* Task to complete
Copy every entry below word for word, leaving out the pictures.

»»

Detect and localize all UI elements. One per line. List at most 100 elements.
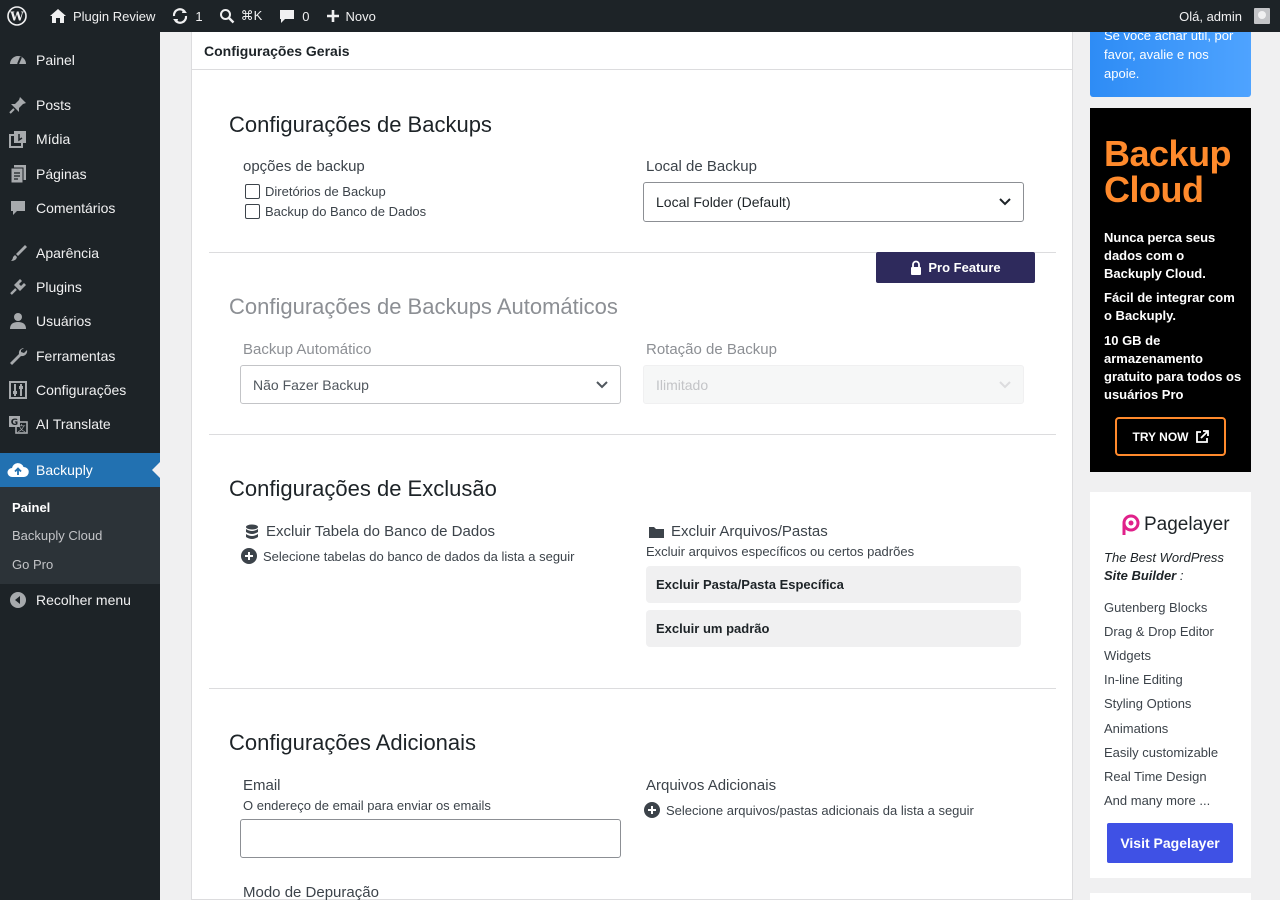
submenu-item-painel[interactable]: Painel <box>12 500 50 515</box>
debug-mode-label: Modo de Depuração <box>243 884 379 900</box>
new-content-link[interactable]: Novo <box>318 0 384 32</box>
backup-options-label: opções de backup <box>243 158 365 175</box>
sidebar-item-configuracoes[interactable]: Configurações <box>0 373 160 407</box>
sidebar-item-paginas[interactable]: Páginas <box>0 157 160 191</box>
option-database: Backup do Banco de Dados <box>245 204 426 219</box>
backuply-cloud-ad: Backup Cloud Nunca perca seus dados com … <box>1090 108 1251 472</box>
sidebar-item-ai-translate[interactable]: G文 AI Translate <box>0 407 160 441</box>
directories-checkbox[interactable] <box>245 184 260 199</box>
submenu-item-go-pro[interactable]: Go Pro <box>12 557 53 572</box>
sidebar-item-backuply[interactable]: Backuply <box>0 453 160 487</box>
updates-icon <box>173 8 188 24</box>
cloud-upload-icon <box>0 461 36 479</box>
pagelayer-feature: Drag & Drop Editor <box>1104 624 1214 639</box>
email-input[interactable] <box>240 819 621 858</box>
database-checkbox[interactable] <box>245 204 260 219</box>
pagelayer-logo: Pagelayer <box>1119 514 1230 536</box>
sidebar-item-painel[interactable]: Painel <box>0 43 160 77</box>
sidebar-item-aparencia[interactable]: Aparência <box>0 236 160 270</box>
rating-promo[interactable]: Se você achar útil, por favor, avalie e … <box>1090 32 1251 97</box>
rating-promo-text: Se você achar útil, por favor, avalie e … <box>1104 32 1234 81</box>
exclude-files-label: Excluir Arquivos/Pastas <box>671 523 828 540</box>
pagelayer-feature: Gutenberg Blocks <box>1104 600 1208 615</box>
site-name-link[interactable]: Plugin Review <box>35 0 163 32</box>
auto-backup-select[interactable]: Não Fazer Backup <box>240 365 621 404</box>
visit-pagelayer-button[interactable]: Visit Pagelayer <box>1107 823 1233 863</box>
exclude-files-heading: Excluir Arquivos/Pastas <box>648 523 828 540</box>
dashboard-icon <box>0 50 36 70</box>
cloud-ad-title: Backup Cloud <box>1104 133 1232 208</box>
sidebar-item-label: Plugins <box>36 279 82 295</box>
search-shortcut-label: ⌘K <box>240 8 263 23</box>
submenu-item-backuply-cloud[interactable]: Backuply Cloud <box>12 528 102 543</box>
sidebar-item-label: Mídia <box>36 131 71 147</box>
chevron-down-icon <box>999 198 1011 206</box>
additional-files-action[interactable]: Selecione arquivos/pastas adicionais da … <box>644 802 974 818</box>
active-indicator <box>152 462 160 478</box>
pagelayer-ad: Pagelayer The Best WordPress Site Builde… <box>1090 492 1251 878</box>
pagelayer-feature: In-line Editing <box>1104 672 1183 687</box>
sidebar-item-label: AI Translate <box>36 416 111 432</box>
pin-icon <box>0 95 36 115</box>
sidebar-item-usuarios[interactable]: Usuários <box>0 304 160 338</box>
comments-link[interactable]: 0 <box>270 0 317 32</box>
cloud-ad-text-1: Nunca perca seus dados com o Backuply Cl… <box>1104 230 1216 281</box>
search-shortcut[interactable]: ⌘K <box>211 0 271 32</box>
section-title-additional: Configurações Adicionais <box>229 730 477 755</box>
external-link-icon <box>1195 429 1209 443</box>
sidebar-item-ferramentas[interactable]: Ferramentas <box>0 339 160 373</box>
sidebar-item-midia[interactable]: Mídia <box>0 122 160 156</box>
backup-location-value: Local Folder (Default) <box>656 194 791 210</box>
chevron-down-icon <box>999 380 1011 388</box>
email-label: Email <box>243 777 281 794</box>
section-title-auto-backups: Configurações de Backups Automáticos <box>229 294 618 319</box>
backup-location-select[interactable]: Local Folder (Default) <box>643 182 1024 222</box>
backup-location-label: Local de Backup <box>646 158 757 175</box>
exclude-db-action[interactable]: Selecione tabelas do banco de dados da l… <box>241 548 575 564</box>
exclude-db-label: Excluir Tabela do Banco de Dados <box>266 523 496 540</box>
comments-icon <box>0 198 36 218</box>
try-now-label: TRY NOW <box>1132 429 1189 444</box>
pagelayer-feature: Real Time Design <box>1104 769 1207 784</box>
pages-icon <box>0 164 36 184</box>
pagelayer-feature: And many more ... <box>1104 793 1211 808</box>
user-account-link[interactable]: Olá, admin <box>1171 0 1280 32</box>
site-name: Plugin Review <box>73 8 156 24</box>
collapse-menu-button[interactable]: Recolher menu <box>0 583 160 617</box>
directories-label: Diretórios de Backup <box>265 184 386 199</box>
cloud-ad-text-2: Fácil de integrar com o Backuply. <box>1104 290 1235 323</box>
avatar <box>1254 8 1270 24</box>
pro-feature-label: Pro Feature <box>928 260 1001 275</box>
exclude-folder-button[interactable]: Excluir Pasta/Pasta Específica <box>646 566 1021 603</box>
email-desc: O endereço de email para enviar os email… <box>243 798 491 813</box>
settings-icon <box>0 380 36 400</box>
admin-bar: W Plugin Review 1 ⌘K 0 Novo Olá, admin <box>0 0 1280 32</box>
section-title-exclusion: Configurações de Exclusão <box>229 476 497 501</box>
try-now-button[interactable]: TRY NOW <box>1115 417 1226 456</box>
database-label: Backup do Banco de Dados <box>265 204 427 219</box>
exclude-pattern-button[interactable]: Excluir um padrão <box>646 610 1021 647</box>
sidebar-item-label: Usuários <box>36 313 92 329</box>
plugin-icon <box>0 277 36 297</box>
wordpress-logo-icon[interactable]: W <box>0 0 35 32</box>
translate-icon: G文 <box>0 414 36 434</box>
pagelayer-logo-icon <box>1122 514 1140 535</box>
media-icon <box>0 129 36 149</box>
sidebar-item-plugins[interactable]: Plugins <box>0 270 160 304</box>
comment-bubble-icon <box>280 10 295 23</box>
pro-feature-badge[interactable]: Pro Feature <box>876 252 1035 283</box>
cloud-title-line1: Backup <box>1104 133 1232 174</box>
sidebar-item-comentarios[interactable]: Comentários <box>0 191 160 225</box>
exclude-db-action-label: Selecione tabelas do banco de dados da l… <box>263 548 575 564</box>
updates-link[interactable]: 1 <box>163 0 210 32</box>
pagelayer-feature: Animations <box>1104 721 1169 736</box>
wrench-icon <box>0 346 36 366</box>
pagelayer-feature: Widgets <box>1104 648 1151 663</box>
pagelayer-tagline-text: The Best WordPress <box>1104 550 1224 565</box>
backuply-submenu: Painel Backuply Cloud Go Pro <box>0 487 160 584</box>
folder-icon <box>649 526 664 538</box>
pagelayer-tagline-bold: Site Builder <box>1104 568 1177 583</box>
pagelayer-logo-text: Pagelayer <box>1144 514 1230 535</box>
rotation-select[interactable]: Ilimitado <box>643 365 1024 404</box>
sidebar-item-posts[interactable]: Posts <box>0 88 160 122</box>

««

* Exercise output
Detect and localize all UI elements. One per line. List at most 100 elements.
submenu-item-painel[interactable]: Painel <box>12 500 50 515</box>
debug-mode-label: Modo de Depuração <box>243 884 379 900</box>
new-content-link[interactable]: Novo <box>318 0 384 32</box>
backup-options-label: opções de backup <box>243 158 365 175</box>
sidebar-item-configuracoes[interactable]: Configurações <box>0 373 160 407</box>
sidebar-item-paginas[interactable]: Páginas <box>0 157 160 191</box>
option-database: Backup do Banco de Dados <box>245 204 426 219</box>
backuply-cloud-ad: Backup Cloud Nunca perca seus dados com … <box>1090 108 1251 472</box>
sidebar-item-ai-translate[interactable]: G文 AI Translate <box>0 407 160 441</box>
directories-checkbox[interactable] <box>245 184 260 199</box>
submenu-item-go-pro[interactable]: Go Pro <box>12 557 53 572</box>
sidebar-item-backuply[interactable]: Backuply <box>0 453 160 487</box>
updates-icon <box>173 8 188 24</box>
cloud-upload-icon <box>0 461 36 479</box>
pagelayer-feature: Drag & Drop Editor <box>1104 624 1214 639</box>
email-input[interactable] <box>240 819 621 858</box>
database-checkbox[interactable] <box>245 204 260 219</box>
pagelayer-logo: Pagelayer <box>1119 514 1230 536</box>
sidebar-item-painel[interactable]: Painel <box>0 43 160 77</box>
sidebar-item-aparencia[interactable]: Aparência <box>0 236 160 270</box>
rating-promo[interactable]: Se você achar útil, por favor, avalie e … <box>1090 32 1251 97</box>
rating-promo-text: Se você achar útil, por favor, avalie e … <box>1104 32 1234 81</box>
exclude-files-label: Excluir Arquivos/Pastas <box>671 523 828 540</box>
pagelayer-feature: Gutenberg Blocks <box>1104 600 1208 615</box>
site-name-link[interactable]: Plugin Review <box>35 0 163 32</box>
auto-backup-select[interactable]: Não Fazer Backup <box>240 365 621 404</box>
visit-pagelayer-button[interactable]: Visit Pagelayer <box>1107 823 1233 863</box>
exclude-files-heading: Excluir Arquivos/Pastas <box>648 523 828 540</box>
dashboard-icon <box>0 50 36 70</box>
cloud-ad-title: Backup Cloud <box>1104 133 1232 208</box>
sidebar-item-label: Plugins <box>36 279 82 295</box>
search-shortcut-label: ⌘K <box>240 8 263 23</box>
submenu-item-backuply-cloud[interactable]: Backuply Cloud <box>12 528 102 543</box>
sidebar-item-label: Mídia <box>36 131 71 147</box>
chevron-down-icon <box>999 198 1011 206</box>
additional-files-action[interactable]: Selecione arquivos/pastas adicionais da … <box>644 802 974 818</box>
active-indicator <box>152 462 160 478</box>
pagelayer-ad: Pagelayer The Best WordPress Site Builde… <box>1090 492 1251 878</box>
pagelayer-feature: In-line Editing <box>1104 672 1183 687</box>
sidebar-item-label: AI Translate <box>36 416 111 432</box>
pin-icon <box>0 95 36 115</box>
sidebar-item-usuarios[interactable]: Usuários <box>0 304 160 338</box>
comments-link[interactable]: 0 <box>270 0 317 32</box>
cloud-ad-text-1: Nunca perca seus dados com o Backuply Cl… <box>1104 230 1216 281</box>
search-shortcut[interactable]: ⌘K <box>211 0 271 32</box>
section-title-additional: Configurações Adicionais <box>229 730 477 755</box>
external-link-icon <box>1195 429 1209 443</box>
sidebar-item-ferramentas[interactable]: Ferramentas <box>0 339 160 373</box>
sidebar-item-midia[interactable]: Mídia <box>0 122 160 156</box>
backup-location-value: Local Folder (Default) <box>656 194 791 210</box>
chevron-down-icon <box>999 380 1011 388</box>
email-label: Email <box>243 777 281 794</box>
section-title-auto-backups: Configurações de Backups Automáticos <box>229 294 618 319</box>
backup-location-select[interactable]: Local Folder (Default) <box>643 182 1024 222</box>
backup-location-label: Local de Backup <box>646 158 757 175</box>
exclude-db-action[interactable]: Selecione tabelas do banco de dados da l… <box>241 548 575 564</box>
exclude-db-label: Excluir Tabela do Banco de Dados <box>266 523 496 540</box>
comments-icon <box>0 198 36 218</box>
try-now-label: TRY NOW <box>1132 429 1189 444</box>
pagelayer-feature: Real Time Design <box>1104 769 1207 784</box>
pages-icon <box>0 164 36 184</box>
pagelayer-feature: And many more ... <box>1104 793 1211 808</box>
user-account-link[interactable]: Olá, admin <box>1171 0 1280 32</box>
site-name: Plugin Review <box>73 8 156 24</box>
collapse-menu-button[interactable]: Recolher menu <box>0 583 160 617</box>
directories-label: Diretórios de Backup <box>265 184 386 199</box>
cloud-ad-text-2: Fácil de integrar com o Backuply. <box>1104 290 1235 323</box>
avatar <box>1254 8 1270 24</box>
pro-feature-label: Pro Feature <box>928 260 1001 275</box>
exclude-folder-button[interactable]: Excluir Pasta/Pasta Específica <box>646 566 1021 603</box>
email-desc: O endereço de email para enviar os email… <box>243 798 491 813</box>
settings-icon <box>0 380 36 400</box>
admin-bar: W Plugin Review 1 ⌘K 0 Novo Olá, admin <box>0 0 1280 32</box>
section-title-exclusion: Configurações de Exclusão <box>229 476 497 501</box>
try-now-button[interactable]: TRY NOW <box>1115 417 1226 456</box>
database-label: Backup do Banco de Dados <box>265 204 427 219</box>
exclude-pattern-button[interactable]: Excluir um padrão <box>646 610 1021 647</box>
sidebar-item-label: Usuários <box>36 313 92 329</box>
plugin-icon <box>0 277 36 297</box>
wordpress-logo-icon[interactable]: W <box>0 0 35 32</box>
translate-icon: G文 <box>0 414 36 434</box>
pagelayer-logo-icon <box>1122 514 1140 535</box>
media-icon <box>0 129 36 149</box>
sidebar-item-plugins[interactable]: Plugins <box>0 270 160 304</box>
comment-bubble-icon <box>280 10 295 23</box>
pro-feature-badge[interactable]: Pro Feature <box>876 252 1035 283</box>
cloud-title-line1: Backup <box>1104 133 1232 174</box>
sidebar-item-comentarios[interactable]: Comentários <box>0 191 160 225</box>
exclude-db-action-label: Selecione tabelas do banco de dados da l… <box>263 548 575 564</box>
updates-link[interactable]: 1 <box>163 0 210 32</box>
pagelayer-feature: Animations <box>1104 721 1169 736</box>
wrench-icon <box>0 346 36 366</box>
pagelayer-feature: Widgets <box>1104 648 1151 663</box>
pagelayer-tagline-text: The Best WordPress <box>1104 550 1224 565</box>
backuply-submenu: Painel Backuply Cloud Go Pro <box>0 487 160 584</box>
folder-icon <box>649 526 664 538</box>
pagelayer-tagline-bold: Site Builder <box>1104 568 1177 583</box>
pagelayer-logo-text: Pagelayer <box>1144 514 1230 535</box>
rotation-select[interactable]: Ilimitado <box>643 365 1024 404</box>
sidebar-item-posts[interactable]: Posts <box>0 88 160 122</box>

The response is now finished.